**Required work**
Starting at the beginning of the listing and ending at the line containing "square-e7[interactable]: ♝ (118, 33, 146, 61)", write those lines out again, swapping "black-rook" for "dark-rook" and leaving everything else unchanged.

Element and region data:
##############################

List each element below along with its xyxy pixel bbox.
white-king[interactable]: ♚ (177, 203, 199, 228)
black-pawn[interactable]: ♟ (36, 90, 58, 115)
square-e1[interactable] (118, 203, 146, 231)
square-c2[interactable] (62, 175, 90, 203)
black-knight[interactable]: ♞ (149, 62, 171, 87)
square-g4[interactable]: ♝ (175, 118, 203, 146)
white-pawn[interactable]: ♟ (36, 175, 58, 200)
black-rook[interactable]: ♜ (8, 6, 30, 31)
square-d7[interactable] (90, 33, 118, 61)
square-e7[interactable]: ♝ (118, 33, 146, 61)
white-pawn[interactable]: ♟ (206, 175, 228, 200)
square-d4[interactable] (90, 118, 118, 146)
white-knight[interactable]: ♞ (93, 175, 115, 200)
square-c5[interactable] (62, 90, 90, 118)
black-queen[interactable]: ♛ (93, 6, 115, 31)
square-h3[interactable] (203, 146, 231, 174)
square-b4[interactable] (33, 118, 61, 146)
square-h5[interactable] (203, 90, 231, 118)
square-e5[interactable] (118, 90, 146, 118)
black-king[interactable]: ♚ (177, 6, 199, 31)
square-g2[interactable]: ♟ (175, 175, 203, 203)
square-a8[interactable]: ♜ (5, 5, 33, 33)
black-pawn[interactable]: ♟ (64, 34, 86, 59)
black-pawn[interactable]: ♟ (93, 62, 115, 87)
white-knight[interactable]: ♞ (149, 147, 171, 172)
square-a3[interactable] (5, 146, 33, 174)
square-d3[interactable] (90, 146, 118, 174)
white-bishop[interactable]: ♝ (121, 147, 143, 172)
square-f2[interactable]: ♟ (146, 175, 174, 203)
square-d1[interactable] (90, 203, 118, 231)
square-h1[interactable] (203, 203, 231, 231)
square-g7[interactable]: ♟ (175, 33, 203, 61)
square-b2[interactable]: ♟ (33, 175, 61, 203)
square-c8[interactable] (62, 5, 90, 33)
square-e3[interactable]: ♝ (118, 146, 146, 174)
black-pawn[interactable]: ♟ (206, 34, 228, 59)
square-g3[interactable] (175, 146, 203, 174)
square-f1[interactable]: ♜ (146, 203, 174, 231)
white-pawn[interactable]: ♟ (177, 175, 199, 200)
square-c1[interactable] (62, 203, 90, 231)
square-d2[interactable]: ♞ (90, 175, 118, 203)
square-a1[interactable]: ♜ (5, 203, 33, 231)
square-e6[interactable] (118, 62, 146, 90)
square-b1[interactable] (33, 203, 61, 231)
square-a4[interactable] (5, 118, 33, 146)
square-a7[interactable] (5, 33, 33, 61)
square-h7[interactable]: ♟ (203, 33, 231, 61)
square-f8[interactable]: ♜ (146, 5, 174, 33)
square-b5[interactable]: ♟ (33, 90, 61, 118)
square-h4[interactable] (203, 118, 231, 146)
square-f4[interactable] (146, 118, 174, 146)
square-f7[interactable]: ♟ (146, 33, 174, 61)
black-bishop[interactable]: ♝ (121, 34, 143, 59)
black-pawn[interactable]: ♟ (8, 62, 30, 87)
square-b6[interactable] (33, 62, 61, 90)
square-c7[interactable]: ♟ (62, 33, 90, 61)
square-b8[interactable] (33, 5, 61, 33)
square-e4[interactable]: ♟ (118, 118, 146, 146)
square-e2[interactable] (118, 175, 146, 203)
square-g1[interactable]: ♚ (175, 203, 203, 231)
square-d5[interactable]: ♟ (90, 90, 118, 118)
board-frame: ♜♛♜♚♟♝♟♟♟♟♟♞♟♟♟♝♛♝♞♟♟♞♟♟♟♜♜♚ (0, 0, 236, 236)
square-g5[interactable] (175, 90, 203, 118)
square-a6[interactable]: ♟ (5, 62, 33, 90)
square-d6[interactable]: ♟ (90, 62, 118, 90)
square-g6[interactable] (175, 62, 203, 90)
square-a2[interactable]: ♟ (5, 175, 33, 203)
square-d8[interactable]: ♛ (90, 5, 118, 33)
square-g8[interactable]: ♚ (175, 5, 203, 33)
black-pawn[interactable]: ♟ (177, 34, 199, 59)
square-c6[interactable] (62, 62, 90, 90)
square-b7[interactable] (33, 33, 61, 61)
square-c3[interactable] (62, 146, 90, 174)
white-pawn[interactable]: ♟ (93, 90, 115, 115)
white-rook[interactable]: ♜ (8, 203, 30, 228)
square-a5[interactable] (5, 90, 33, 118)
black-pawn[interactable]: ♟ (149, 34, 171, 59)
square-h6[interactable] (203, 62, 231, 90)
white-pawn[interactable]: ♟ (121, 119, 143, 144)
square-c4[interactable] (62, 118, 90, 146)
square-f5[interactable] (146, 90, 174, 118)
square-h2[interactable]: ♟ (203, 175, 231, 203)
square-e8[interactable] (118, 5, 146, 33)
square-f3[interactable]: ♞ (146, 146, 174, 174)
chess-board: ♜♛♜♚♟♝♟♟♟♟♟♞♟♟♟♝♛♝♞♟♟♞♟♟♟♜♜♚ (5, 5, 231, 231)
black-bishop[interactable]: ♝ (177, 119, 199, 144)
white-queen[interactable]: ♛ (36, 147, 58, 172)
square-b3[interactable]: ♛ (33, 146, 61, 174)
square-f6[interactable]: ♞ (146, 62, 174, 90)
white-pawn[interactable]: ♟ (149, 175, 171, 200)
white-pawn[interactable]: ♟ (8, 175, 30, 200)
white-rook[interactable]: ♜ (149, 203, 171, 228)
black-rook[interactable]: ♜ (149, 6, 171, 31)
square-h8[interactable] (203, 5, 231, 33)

##############################

**Completed task**
List each element below along with its xyxy pixel bbox.
white-king[interactable]: ♚ (177, 203, 199, 228)
black-pawn[interactable]: ♟ (36, 90, 58, 115)
square-e1[interactable] (118, 203, 146, 231)
square-c2[interactable] (62, 175, 90, 203)
black-knight[interactable]: ♞ (149, 62, 171, 87)
square-g4[interactable]: ♝ (175, 118, 203, 146)
white-pawn[interactable]: ♟ (36, 175, 58, 200)
dark-rook[interactable]: ♜ (8, 6, 30, 31)
square-d7[interactable] (90, 33, 118, 61)
square-e7[interactable]: ♝ (118, 33, 146, 61)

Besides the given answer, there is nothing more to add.